- What you should do -
Copy the lines below word for word, leaving out any pictures.

- Material to process -
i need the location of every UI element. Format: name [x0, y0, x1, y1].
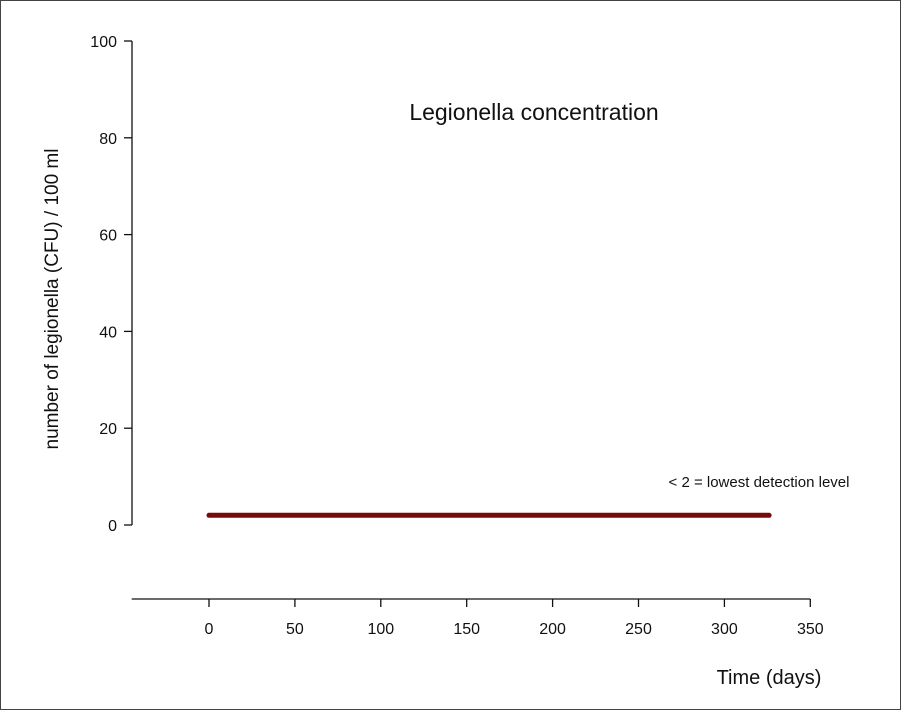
- y-tick-label: 0: [108, 518, 117, 535]
- y-ticks: 0 20 40 60 80 100: [90, 34, 132, 535]
- axes: 0 20 40 60 80 100 0 50 100 150 200 250 300 350: [90, 34, 823, 638]
- y-axis-label: number of legionella (CFU) / 100 ml: [42, 149, 63, 450]
- y-tick-label: 80: [99, 131, 117, 148]
- x-axis-label: Time (days): [717, 667, 822, 689]
- y-tick-label: 20: [99, 421, 117, 438]
- y-tick-label: 60: [99, 228, 117, 245]
- x-tick-label: 200: [539, 621, 566, 638]
- chart-title: Legionella concentration: [409, 99, 658, 125]
- x-tick-label: 150: [453, 621, 480, 638]
- x-tick-label: 350: [797, 621, 824, 638]
- x-ticks: 0 50 100 150 200 250 300 350: [205, 599, 824, 638]
- x-tick-label: 300: [711, 621, 738, 638]
- x-tick-label: 250: [625, 621, 652, 638]
- y-tick-label: 100: [90, 34, 117, 51]
- y-tick-label: 40: [99, 324, 117, 341]
- x-tick-label: 50: [286, 621, 304, 638]
- detection-level-annotation: < 2 = lowest detection level: [669, 474, 850, 491]
- x-tick-label: 0: [205, 621, 214, 638]
- x-tick-label: 100: [367, 621, 394, 638]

- Complete answer -
i need the location of every UI element. Format: name [x0, y0, x1, y1].
- y-tick-label: 0: [108, 518, 117, 535]
- y-ticks: 0 20 40 60 80 100: [90, 34, 132, 535]
- axes: 0 20 40 60 80 100 0 50 100 150 200 250 300 350: [90, 34, 823, 638]
- y-axis-label: number of legionella (CFU) / 100 ml: [42, 149, 63, 450]
- y-tick-label: 80: [99, 131, 117, 148]
- x-axis-label: Time (days): [717, 667, 822, 689]
- y-tick-label: 20: [99, 421, 117, 438]
- y-tick-label: 60: [99, 228, 117, 245]
- x-tick-label: 200: [539, 621, 566, 638]
- chart-title: Legionella concentration: [409, 99, 658, 125]
- x-tick-label: 150: [453, 621, 480, 638]
- x-tick-label: 350: [797, 621, 824, 638]
- x-ticks: 0 50 100 150 200 250 300 350: [205, 599, 824, 638]
- x-tick-label: 300: [711, 621, 738, 638]
- x-tick-label: 250: [625, 621, 652, 638]
- y-tick-label: 100: [90, 34, 117, 51]
- y-tick-label: 40: [99, 324, 117, 341]
- x-tick-label: 50: [286, 621, 304, 638]
- detection-level-annotation: < 2 = lowest detection level: [669, 474, 850, 491]
- x-tick-label: 0: [205, 621, 214, 638]
- x-tick-label: 100: [367, 621, 394, 638]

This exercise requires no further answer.